• Instructions for the task
From the line that includes "Output a JSON" to the last line of the records that follow, copy every line exactly and nothing more, omitting pictures.

• Stored records
• • • •
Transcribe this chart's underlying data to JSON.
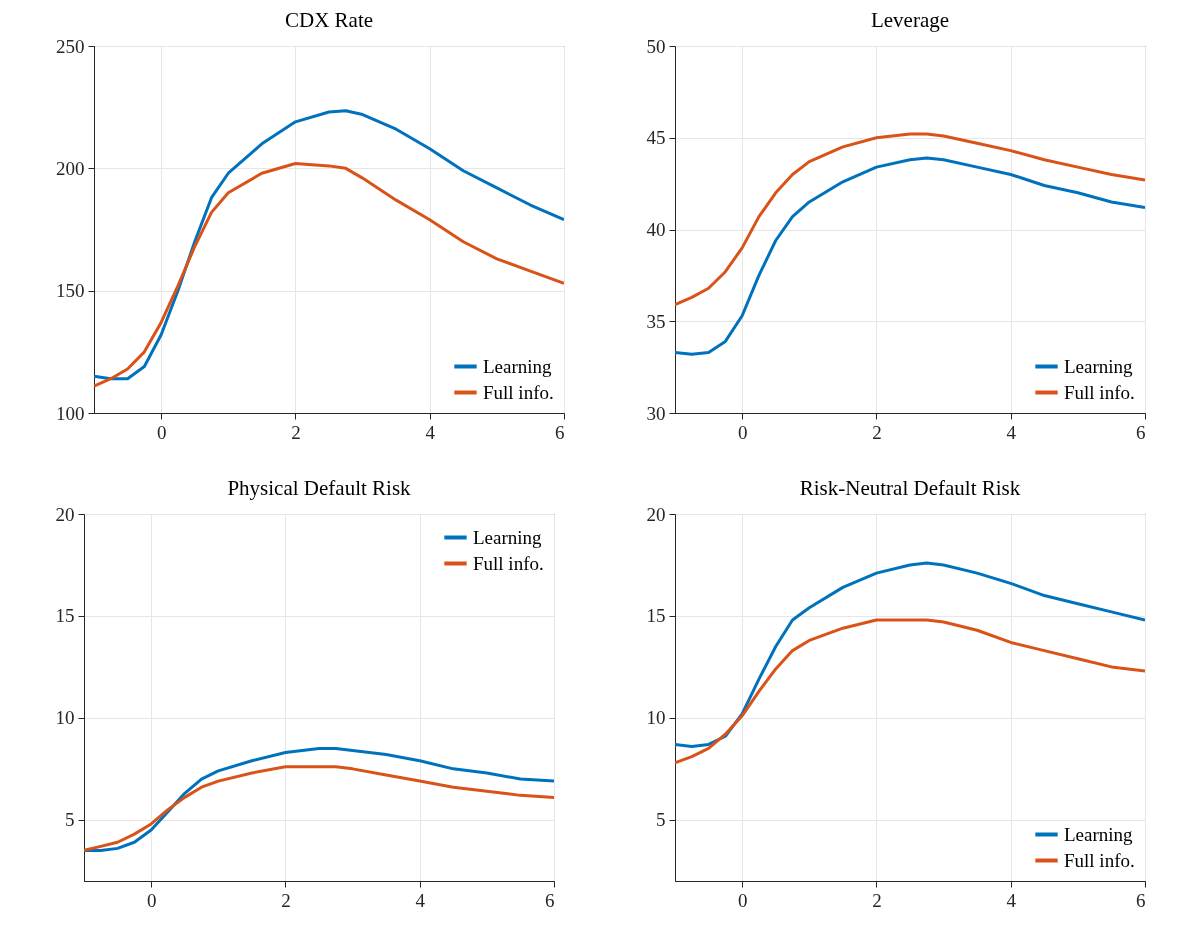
{
  "chart_data": [
    {
      "type": "line",
      "title": "CDX Rate",
      "x": [
        -1,
        -0.75,
        -0.5,
        -0.25,
        0,
        0.25,
        0.5,
        0.75,
        1,
        1.5,
        2,
        2.5,
        2.75,
        3,
        3.5,
        4,
        4.5,
        5,
        5.5,
        6
      ],
      "xlim": [
        -1,
        6
      ],
      "xticks": [
        0,
        2,
        4,
        6
      ],
      "ylim": [
        100,
        250
      ],
      "yticks": [
        100,
        150,
        200,
        250
      ],
      "grid": true,
      "legend": "bottom right",
      "series": [
        {
          "name": "Learning",
          "color": "#0072bd",
          "values": [
            115,
            114,
            114,
            119,
            132,
            150,
            170,
            188,
            198,
            210,
            219,
            223,
            223.5,
            222,
            216,
            208,
            199,
            192,
            185,
            179
          ]
        },
        {
          "name": "Full info.",
          "color": "#d95319",
          "values": [
            111,
            114,
            118,
            125,
            137,
            152,
            168,
            182,
            190,
            198,
            202,
            201,
            200,
            196,
            187,
            179,
            170,
            163,
            158,
            153
          ]
        }
      ]
    },
    {
      "type": "line",
      "title": "Leverage",
      "x": [
        -1,
        -0.75,
        -0.5,
        -0.25,
        0,
        0.25,
        0.5,
        0.75,
        1,
        1.5,
        2,
        2.5,
        2.75,
        3,
        3.5,
        4,
        4.5,
        5,
        5.5,
        6
      ],
      "xlim": [
        -1,
        6
      ],
      "xticks": [
        0,
        2,
        4,
        6
      ],
      "ylim": [
        30,
        50
      ],
      "yticks": [
        30,
        35,
        40,
        45,
        50
      ],
      "grid": true,
      "legend": "bottom right",
      "series": [
        {
          "name": "Learning",
          "color": "#0072bd",
          "values": [
            33.3,
            33.2,
            33.3,
            33.9,
            35.3,
            37.5,
            39.4,
            40.7,
            41.5,
            42.6,
            43.4,
            43.8,
            43.9,
            43.8,
            43.4,
            43.0,
            42.4,
            42.0,
            41.5,
            41.2
          ]
        },
        {
          "name": "Full info.",
          "color": "#d95319",
          "values": [
            35.9,
            36.3,
            36.8,
            37.7,
            39.0,
            40.7,
            42.0,
            43.0,
            43.7,
            44.5,
            45.0,
            45.2,
            45.2,
            45.1,
            44.7,
            44.3,
            43.8,
            43.4,
            43.0,
            42.7
          ]
        }
      ]
    },
    {
      "type": "line",
      "title": "Physical Default Risk",
      "x": [
        -1,
        -0.75,
        -0.5,
        -0.25,
        0,
        0.25,
        0.5,
        0.75,
        1,
        1.5,
        2,
        2.5,
        2.75,
        3,
        3.5,
        4,
        4.5,
        5,
        5.5,
        6
      ],
      "xlim": [
        -1,
        6
      ],
      "xticks": [
        0,
        2,
        4,
        6
      ],
      "ylim": [
        2,
        20
      ],
      "yticks": [
        5,
        10,
        15,
        20
      ],
      "grid": true,
      "legend": "top right",
      "series": [
        {
          "name": "Learning",
          "color": "#0072bd",
          "values": [
            3.5,
            3.5,
            3.6,
            3.9,
            4.5,
            5.4,
            6.3,
            7.0,
            7.4,
            7.9,
            8.3,
            8.5,
            8.5,
            8.4,
            8.2,
            7.9,
            7.5,
            7.3,
            7.0,
            6.9
          ]
        },
        {
          "name": "Full info.",
          "color": "#d95319",
          "values": [
            3.5,
            3.7,
            3.9,
            4.3,
            4.8,
            5.5,
            6.1,
            6.6,
            6.9,
            7.3,
            7.6,
            7.6,
            7.6,
            7.5,
            7.2,
            6.9,
            6.6,
            6.4,
            6.2,
            6.1
          ]
        }
      ]
    },
    {
      "type": "line",
      "title": "Risk-Neutral Default Risk",
      "x": [
        -1,
        -0.75,
        -0.5,
        -0.25,
        0,
        0.25,
        0.5,
        0.75,
        1,
        1.5,
        2,
        2.5,
        2.75,
        3,
        3.5,
        4,
        4.5,
        5,
        5.5,
        6
      ],
      "xlim": [
        -1,
        6
      ],
      "xticks": [
        0,
        2,
        4,
        6
      ],
      "ylim": [
        2,
        20
      ],
      "yticks": [
        5,
        10,
        15,
        20
      ],
      "grid": true,
      "legend": "bottom right",
      "series": [
        {
          "name": "Learning",
          "color": "#0072bd",
          "values": [
            8.7,
            8.6,
            8.7,
            9.1,
            10.2,
            11.9,
            13.5,
            14.8,
            15.4,
            16.4,
            17.1,
            17.5,
            17.6,
            17.5,
            17.1,
            16.6,
            16.0,
            15.6,
            15.2,
            14.8
          ]
        },
        {
          "name": "Full info.",
          "color": "#d95319",
          "values": [
            7.8,
            8.1,
            8.5,
            9.2,
            10.1,
            11.3,
            12.4,
            13.3,
            13.8,
            14.4,
            14.8,
            14.8,
            14.8,
            14.7,
            14.3,
            13.7,
            13.3,
            12.9,
            12.5,
            12.3
          ]
        }
      ]
    }
  ]
}
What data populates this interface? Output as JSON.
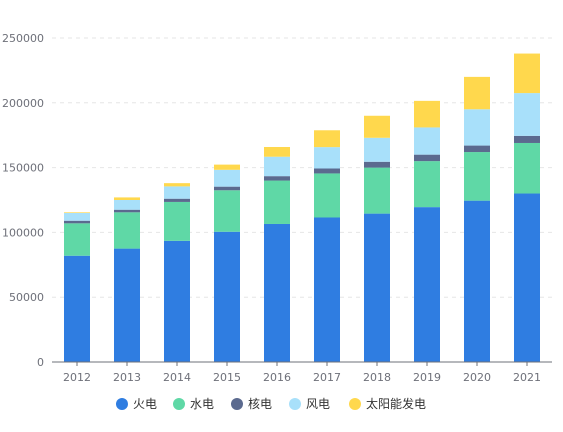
{
  "chart_data": {
    "type": "bar",
    "stacked": true,
    "title": "",
    "xlabel": "",
    "ylabel": "",
    "ylim": [
      0,
      250000
    ],
    "yticks": [
      0,
      50000,
      100000,
      150000,
      200000,
      250000
    ],
    "grid": true,
    "legend_position": "bottom",
    "categories": [
      "2012",
      "2013",
      "2014",
      "2015",
      "2016",
      "2017",
      "2018",
      "2019",
      "2020",
      "2021"
    ],
    "series": [
      {
        "name": "火电",
        "color": "#2f7de1",
        "values": [
          82000,
          87500,
          93500,
          100500,
          106500,
          111500,
          114500,
          119500,
          124500,
          130000
        ]
      },
      {
        "name": "水电",
        "color": "#5fd8a6",
        "values": [
          25000,
          28000,
          30000,
          32000,
          33500,
          34000,
          35500,
          35500,
          37500,
          39000
        ]
      },
      {
        "name": "核电",
        "color": "#5b6a8f",
        "values": [
          2000,
          2000,
          2500,
          2800,
          3400,
          3800,
          4500,
          5000,
          5000,
          5500
        ]
      },
      {
        "name": "风电",
        "color": "#a8e0fa",
        "values": [
          6000,
          7500,
          9500,
          13000,
          15000,
          16500,
          18500,
          21000,
          28000,
          33000
        ]
      },
      {
        "name": "太阳能发电",
        "color": "#ffd84d",
        "values": [
          500,
          2000,
          2500,
          4000,
          7500,
          13000,
          17000,
          20500,
          25000,
          30500
        ]
      }
    ]
  }
}
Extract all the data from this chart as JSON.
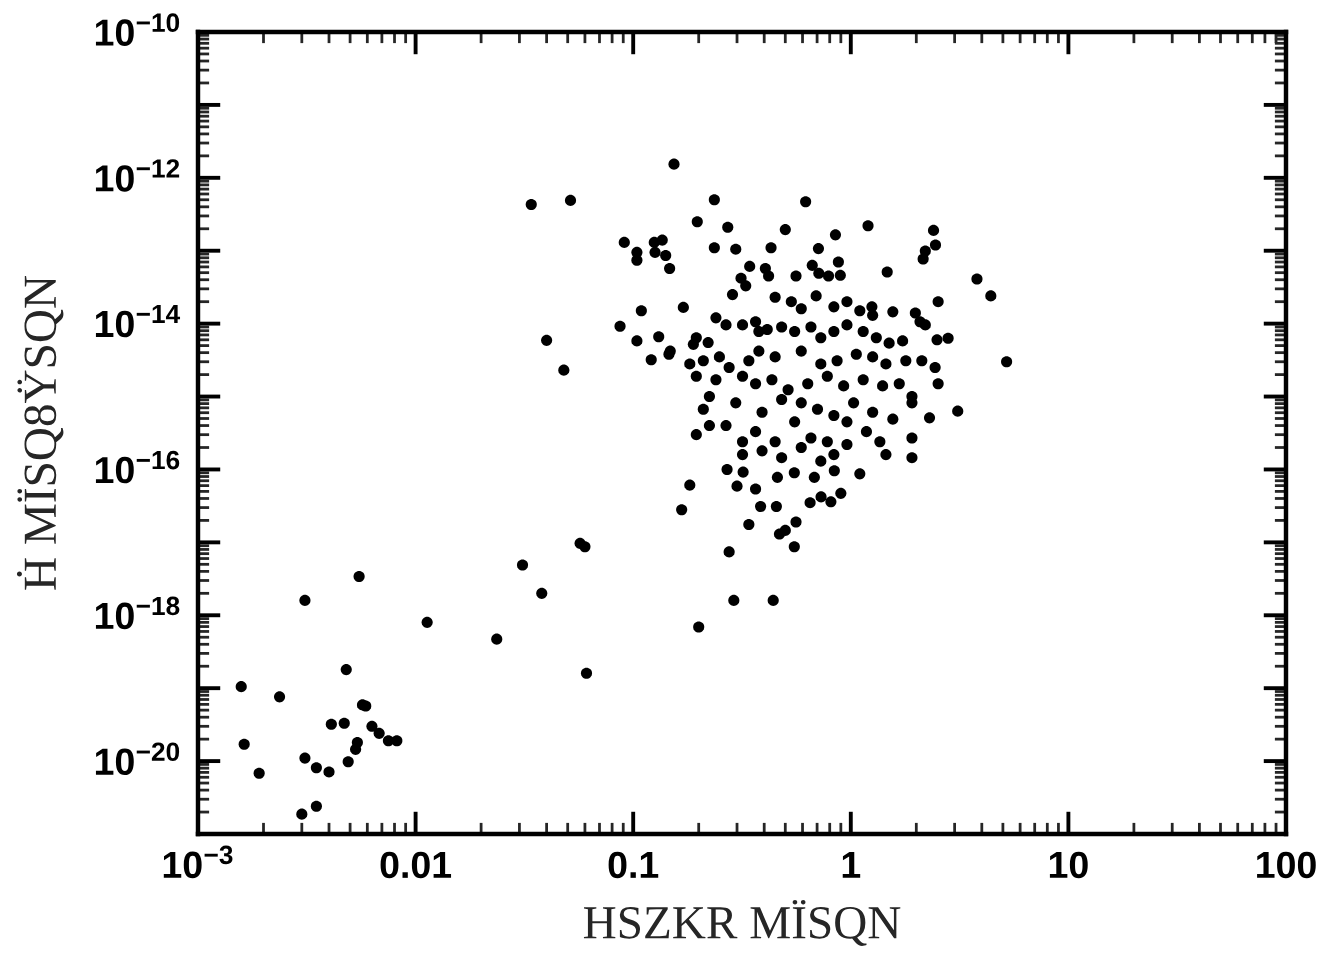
{
  "chart_data": {
    "type": "scatter",
    "xlabel": "HSZKR MÏSQN",
    "ylabel": "Ḣ MÏSQ8ŸSQN",
    "log": "xy",
    "marker": "circle",
    "xlim": [
      0.001,
      100
    ],
    "ylim": [
      1e-21,
      1e-10
    ],
    "xticks": [
      {
        "value": 0.001,
        "label": "10$^{−3}$"
      },
      0.01,
      0.1,
      1,
      10,
      100
    ],
    "yticks": [
      {
        "value": 1e-10,
        "label": "10$^{−10}$"
      },
      {
        "value": 1e-11,
        "label": null
      },
      {
        "value": 1e-12,
        "label": "10$^{−12}$"
      },
      {
        "value": 1e-13,
        "label": null
      },
      {
        "value": 1e-14,
        "label": "10$^{−14}$"
      },
      {
        "value": 1e-15,
        "label": null
      },
      {
        "value": 1e-16,
        "label": "10$^{−16}$"
      },
      {
        "value": 1e-17,
        "label": null
      },
      {
        "value": 1e-18,
        "label": "10$^{−18}$"
      },
      {
        "value": 1e-19,
        "label": null
      },
      {
        "value": 1e-20,
        "label": "10$^{−20}$"
      }
    ],
    "series": [
      {
        "color": "#000000",
        "x": [
          0.00158,
          0.00163,
          0.00191,
          0.00237,
          0.0031,
          0.003,
          0.0031,
          0.0035,
          0.0035,
          0.004,
          0.0041,
          0.0047,
          0.0048,
          0.0049,
          0.0053,
          0.0054,
          0.0055,
          0.0057,
          0.0059,
          0.0063,
          0.0068,
          0.0075,
          0.0082,
          0.0113,
          0.0236,
          0.031,
          0.038,
          0.057,
          0.06,
          0.061,
          0.167,
          0.182,
          0.2,
          0.276,
          0.29,
          0.44,
          0.34,
          0.385,
          0.455,
          0.47,
          0.55,
          0.5,
          0.56,
          0.154,
          0.034,
          0.0515,
          0.236,
          0.62,
          0.197,
          0.272,
          0.5,
          0.85,
          1.2,
          2.4,
          2.45,
          2.2,
          2.15,
          0.091,
          0.125,
          0.136,
          0.126,
          0.141,
          0.147,
          0.104,
          0.104,
          0.236,
          0.296,
          0.43,
          0.71,
          1.47,
          3.8,
          4.4,
          5.2,
          3.1,
          2.3,
          0.109,
          0.17,
          0.087,
          0.04,
          0.048,
          0.104,
          0.121,
          0.131,
          0.146,
          2.8,
          0.27,
          0.32,
          0.365,
          0.3,
          0.46,
          0.55,
          0.68,
          0.84,
          1.1,
          0.73,
          0.9,
          0.65,
          0.81,
          0.343,
          0.405,
          0.419,
          0.313,
          0.329,
          0.56,
          0.665,
          0.713,
          0.79,
          0.877,
          0.895,
          0.286,
          0.449,
          0.533,
          0.592,
          0.693,
          0.836,
          0.96,
          1.1,
          1.25,
          1.26,
          1.56,
          1.98,
          2.52,
          2.08,
          0.24,
          0.267,
          0.318,
          0.365,
          0.378,
          0.413,
          0.481,
          0.552,
          0.656,
          0.728,
          0.836,
          0.96,
          1.14,
          1.31,
          1.5,
          1.73,
          2.2,
          2.49,
          0.195,
          0.189,
          0.148,
          0.221,
          0.182,
          0.21,
          0.249,
          0.276,
          0.34,
          0.378,
          0.449,
          0.592,
          0.728,
          0.865,
          1.06,
          1.26,
          1.45,
          1.79,
          2.12,
          2.44,
          0.195,
          0.24,
          0.318,
          0.365,
          0.434,
          0.515,
          0.634,
          0.78,
          0.927,
          1.14,
          1.4,
          1.67,
          1.91,
          2.52,
          0.21,
          0.224,
          0.296,
          0.391,
          0.481,
          0.592,
          0.703,
          0.836,
          1.03,
          1.26,
          1.56,
          1.91,
          0.195,
          0.224,
          0.267,
          0.318,
          0.365,
          0.449,
          0.552,
          0.656,
          0.78,
          0.96,
          1.18,
          1.36,
          1.91,
          0.318,
          0.391,
          0.481,
          0.592,
          0.728,
          0.836,
          0.96,
          1.45,
          1.91
        ],
        "values": [
          1.05e-19,
          1.7e-20,
          6.8e-21,
          7.6e-20,
          1.6e-18,
          1.87e-21,
          1.1e-20,
          8.1e-21,
          2.4e-21,
          7.1e-21,
          3.2e-20,
          3.3e-20,
          1.8e-19,
          9.8e-21,
          1.45e-20,
          1.8e-20,
          3.4e-18,
          5.9e-20,
          5.7e-20,
          3e-20,
          2.4e-20,
          1.9e-20,
          1.9e-20,
          8e-19,
          4.7e-19,
          4.9e-18,
          2e-18,
          9.7e-18,
          8.7e-18,
          1.6e-19,
          2.8e-17,
          6.1e-17,
          6.9e-19,
          7.4e-18,
          1.6e-18,
          1.6e-18,
          1.76e-17,
          3.1e-17,
          3.1e-17,
          1.3e-17,
          8.7e-18,
          1.46e-17,
          1.9e-17,
          1.54e-12,
          4.3e-13,
          4.9e-13,
          5e-13,
          4.7e-13,
          2.5e-13,
          2.1e-13,
          1.95e-13,
          1.65e-13,
          2.2e-13,
          1.9e-13,
          1.2e-13,
          9.9e-14,
          7.7e-14,
          1.3e-13,
          1.3e-13,
          1.4e-13,
          9.5e-14,
          8.6e-14,
          5.7e-14,
          9.5e-14,
          7.4e-14,
          1.1e-13,
          1.05e-13,
          1.1e-13,
          1.07e-13,
          5.1e-14,
          4.1e-14,
          2.4e-14,
          3e-15,
          6.3e-16,
          5.1e-16,
          1.5e-14,
          1.67e-14,
          9.2e-15,
          5.9e-15,
          2.3e-15,
          5.8e-15,
          3.2e-15,
          6.6e-15,
          3.8e-15,
          6.3e-15,
          1e-16,
          9.2e-17,
          5.4e-17,
          5.9e-17,
          7.8e-17,
          9e-17,
          7.8e-17,
          9.6e-17,
          8.7e-17,
          4.2e-17,
          4.7e-17,
          3.5e-17,
          3.6e-17,
          6.1e-14,
          5.7e-14,
          4.5e-14,
          4.2e-14,
          3.3e-14,
          4.5e-14,
          6.3e-14,
          4.9e-14,
          4.5e-14,
          7e-14,
          4.6e-14,
          2.5e-14,
          2.3e-14,
          2e-14,
          1.6e-14,
          2.4e-14,
          1.7e-14,
          2e-14,
          1.5e-14,
          1.7e-14,
          1.3e-14,
          1.45e-14,
          1.4e-14,
          2e-14,
          1.06e-14,
          1.2e-14,
          9.6e-15,
          9.6e-15,
          1.06e-14,
          7.8e-15,
          8.3e-15,
          9e-15,
          7.8e-15,
          9e-15,
          6.4e-15,
          7.8e-15,
          9.6e-15,
          7.8e-15,
          6.4e-15,
          5.4e-15,
          5.8e-15,
          9.6e-15,
          6e-15,
          6.4e-15,
          5.2e-15,
          4.2e-15,
          5.5e-15,
          2.8e-15,
          3.1e-15,
          3.5e-15,
          2.5e-15,
          3.1e-15,
          4.2e-15,
          3.5e-15,
          4.2e-15,
          2.8e-15,
          3.1e-15,
          3.8e-15,
          3.5e-15,
          2.8e-15,
          3.1e-15,
          3.1e-15,
          2.5e-15,
          1.9e-15,
          1.7e-15,
          1.9e-15,
          1.5e-15,
          1.7e-15,
          1.24e-15,
          1.5e-15,
          1.9e-15,
          1.4e-15,
          1.7e-15,
          1.4e-15,
          1.5e-15,
          1e-15,
          1.5e-15,
          6.7e-16,
          1e-15,
          8.2e-16,
          6.1e-16,
          9.1e-16,
          8.2e-16,
          6.7e-16,
          5.5e-16,
          8.2e-16,
          6.1e-16,
          4.9e-16,
          8.2e-16,
          3e-16,
          4e-16,
          4e-16,
          2.4e-16,
          3.3e-16,
          2.4e-16,
          4.5e-16,
          2.7e-16,
          2.4e-16,
          4.5e-16,
          3.3e-16,
          2.4e-16,
          2.7e-16,
          1.6e-16,
          1.8e-16,
          1.45e-16,
          2e-16,
          1.3e-16,
          1.6e-16,
          2.2e-16,
          1.6e-16,
          1.45e-16
        ]
      }
    ]
  }
}
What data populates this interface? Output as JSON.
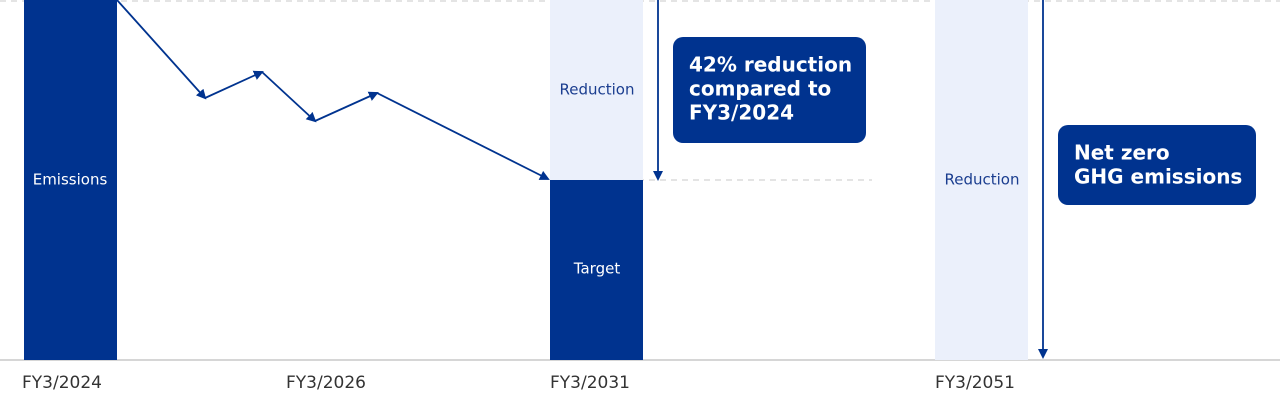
{
  "columns": [
    {
      "year": "FY3/2024",
      "segments": [
        "Emissions"
      ]
    },
    {
      "year": "FY3/2026"
    },
    {
      "year": "FY3/2031",
      "segments": [
        "Reduction",
        "Target"
      ]
    },
    {
      "year": "FY3/2051",
      "segments": [
        "Reduction"
      ]
    }
  ],
  "callouts": [
    {
      "lines": [
        "42% reduction",
        "compared to",
        "FY3/2024"
      ]
    },
    {
      "lines": [
        "Net zero",
        "GHG emissions"
      ]
    }
  ]
}
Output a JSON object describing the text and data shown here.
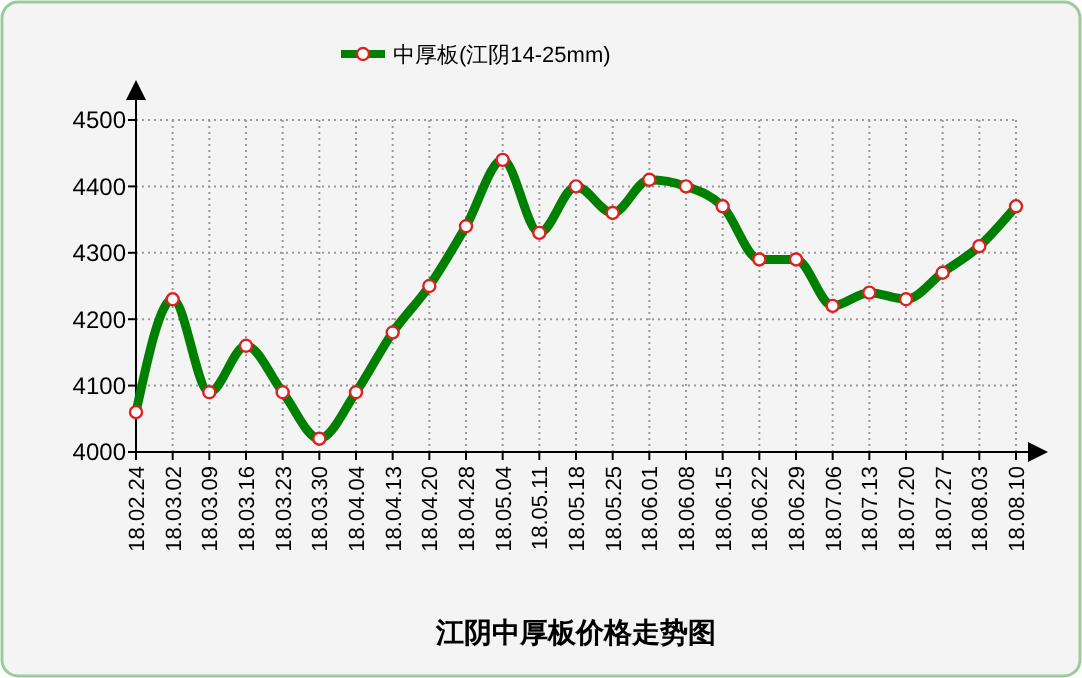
{
  "chart_data": {
    "type": "line",
    "title": "江阴中厚板价格走势图",
    "categories": [
      "18.02.24",
      "18.03.02",
      "18.03.09",
      "18.03.16",
      "18.03.23",
      "18.03.30",
      "18.04.04",
      "18.04.13",
      "18.04.20",
      "18.04.28",
      "18.05.04",
      "18.05.11",
      "18.05.18",
      "18.05.25",
      "18.06.01",
      "18.06.08",
      "18.06.15",
      "18.06.22",
      "18.06.29",
      "18.07.06",
      "18.07.13",
      "18.07.20",
      "18.07.27",
      "18.08.03",
      "18.08.10"
    ],
    "series": [
      {
        "name": "中厚板(江阴14-25mm)",
        "color": "#008000",
        "values": [
          4060,
          4230,
          4090,
          4160,
          4090,
          4020,
          4090,
          4180,
          4250,
          4340,
          4440,
          4330,
          4400,
          4360,
          4410,
          4400,
          4370,
          4290,
          4290,
          4220,
          4240,
          4230,
          4270,
          4310,
          4370
        ]
      }
    ],
    "ylim": [
      4000,
      4500
    ],
    "yticks": [
      4000,
      4100,
      4200,
      4300,
      4400,
      4500
    ],
    "grid": true,
    "legend": "top",
    "marker": "circle",
    "line_style": "solid"
  }
}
• • • •
• The output
Output a JSON object describing the text and data shown here.
{
  "chart_data": {
    "type": "line",
    "title": "江阴中厚板价格走势图",
    "categories": [
      "18.02.24",
      "18.03.02",
      "18.03.09",
      "18.03.16",
      "18.03.23",
      "18.03.30",
      "18.04.04",
      "18.04.13",
      "18.04.20",
      "18.04.28",
      "18.05.04",
      "18.05.11",
      "18.05.18",
      "18.05.25",
      "18.06.01",
      "18.06.08",
      "18.06.15",
      "18.06.22",
      "18.06.29",
      "18.07.06",
      "18.07.13",
      "18.07.20",
      "18.07.27",
      "18.08.03",
      "18.08.10"
    ],
    "series": [
      {
        "name": "中厚板(江阴14-25mm)",
        "color": "#008000",
        "values": [
          4060,
          4230,
          4090,
          4160,
          4090,
          4020,
          4090,
          4180,
          4250,
          4340,
          4440,
          4330,
          4400,
          4360,
          4410,
          4400,
          4370,
          4290,
          4290,
          4220,
          4240,
          4230,
          4270,
          4310,
          4370
        ]
      }
    ],
    "ylim": [
      4000,
      4500
    ],
    "yticks": [
      4000,
      4100,
      4200,
      4300,
      4400,
      4500
    ],
    "grid": true,
    "legend": "top",
    "marker": "circle",
    "line_style": "solid"
  }
}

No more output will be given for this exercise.